==== Given data ====

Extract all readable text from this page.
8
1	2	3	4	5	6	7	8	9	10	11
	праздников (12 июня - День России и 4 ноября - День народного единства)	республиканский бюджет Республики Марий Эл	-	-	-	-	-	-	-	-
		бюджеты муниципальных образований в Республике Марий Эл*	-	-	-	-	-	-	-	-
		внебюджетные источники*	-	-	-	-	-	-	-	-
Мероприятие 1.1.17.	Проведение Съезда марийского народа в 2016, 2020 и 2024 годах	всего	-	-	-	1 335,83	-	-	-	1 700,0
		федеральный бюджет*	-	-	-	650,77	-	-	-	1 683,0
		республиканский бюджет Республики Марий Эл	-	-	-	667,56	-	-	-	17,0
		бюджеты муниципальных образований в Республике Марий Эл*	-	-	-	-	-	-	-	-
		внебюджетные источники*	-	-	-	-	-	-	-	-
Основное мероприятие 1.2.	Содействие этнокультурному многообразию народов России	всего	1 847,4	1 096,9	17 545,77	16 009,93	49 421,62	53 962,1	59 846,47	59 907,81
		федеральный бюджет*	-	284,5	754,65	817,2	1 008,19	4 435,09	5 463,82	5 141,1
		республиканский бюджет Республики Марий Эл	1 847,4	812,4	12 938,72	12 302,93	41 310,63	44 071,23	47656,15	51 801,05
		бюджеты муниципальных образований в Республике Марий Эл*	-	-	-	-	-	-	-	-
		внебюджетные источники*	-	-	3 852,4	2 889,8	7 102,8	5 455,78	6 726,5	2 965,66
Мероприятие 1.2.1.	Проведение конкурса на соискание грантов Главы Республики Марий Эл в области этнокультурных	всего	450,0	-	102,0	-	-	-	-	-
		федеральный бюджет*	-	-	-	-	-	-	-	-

====

- [Goal] Repeat every line of the material exactly as given.

- [Correct result]
Extract all readable text from this page.
8
1	2	3	4	5	6	7	8	9	10	11
	праздников (12 июня - День России и 4 ноября - День народного единства)	республиканский бюджет Республики Марий Эл	-	-	-	-	-	-	-	-
		бюджеты муниципальных образований в Республике Марий Эл*	-	-	-	-	-	-	-	-
		внебюджетные источники*	-	-	-	-	-	-	-	-
Мероприятие 1.1.17.	Проведение Съезда марийского народа в 2016, 2020 и 2024 годах	всего	-	-	-	1 335,83	-	-	-	1 700,0
		федеральный бюджет*	-	-	-	650,77	-	-	-	1 683,0
		республиканский бюджет Республики Марий Эл	-	-	-	667,56	-	-	-	17,0
		бюджеты муниципальных образований в Республике Марий Эл*	-	-	-	-	-	-	-	-
		внебюджетные источники*	-	-	-	-	-	-	-	-
Основное мероприятие 1.2.	Содействие этнокультурному многообразию народов России	всего	1 847,4	1 096,9	17 545,77	16 009,93	49 421,62	53 962,1	59 846,47	59 907,81
		федеральный бюджет*	-	284,5	754,65	817,2	1 008,19	4 435,09	5 463,82	5 141,1
		республиканский бюджет Республики Марий Эл	1 847,4	812,4	12 938,72	12 302,93	41 310,63	44 071,23	47656,15	51 801,05
		бюджеты муниципальных образований в Республике Марий Эл*	-	-	-	-	-	-	-	-
		внебюджетные источники*	-	-	3 852,4	2 889,8	7 102,8	5 455,78	6 726,5	2 965,66
Мероприятие 1.2.1.	Проведение конкурса на соискание грантов Главы Республики Марий Эл в области этнокультурных	всего	450,0	-	102,0	-	-	-	-	-
		федеральный бюджет*	-	-	-	-	-	-	-	-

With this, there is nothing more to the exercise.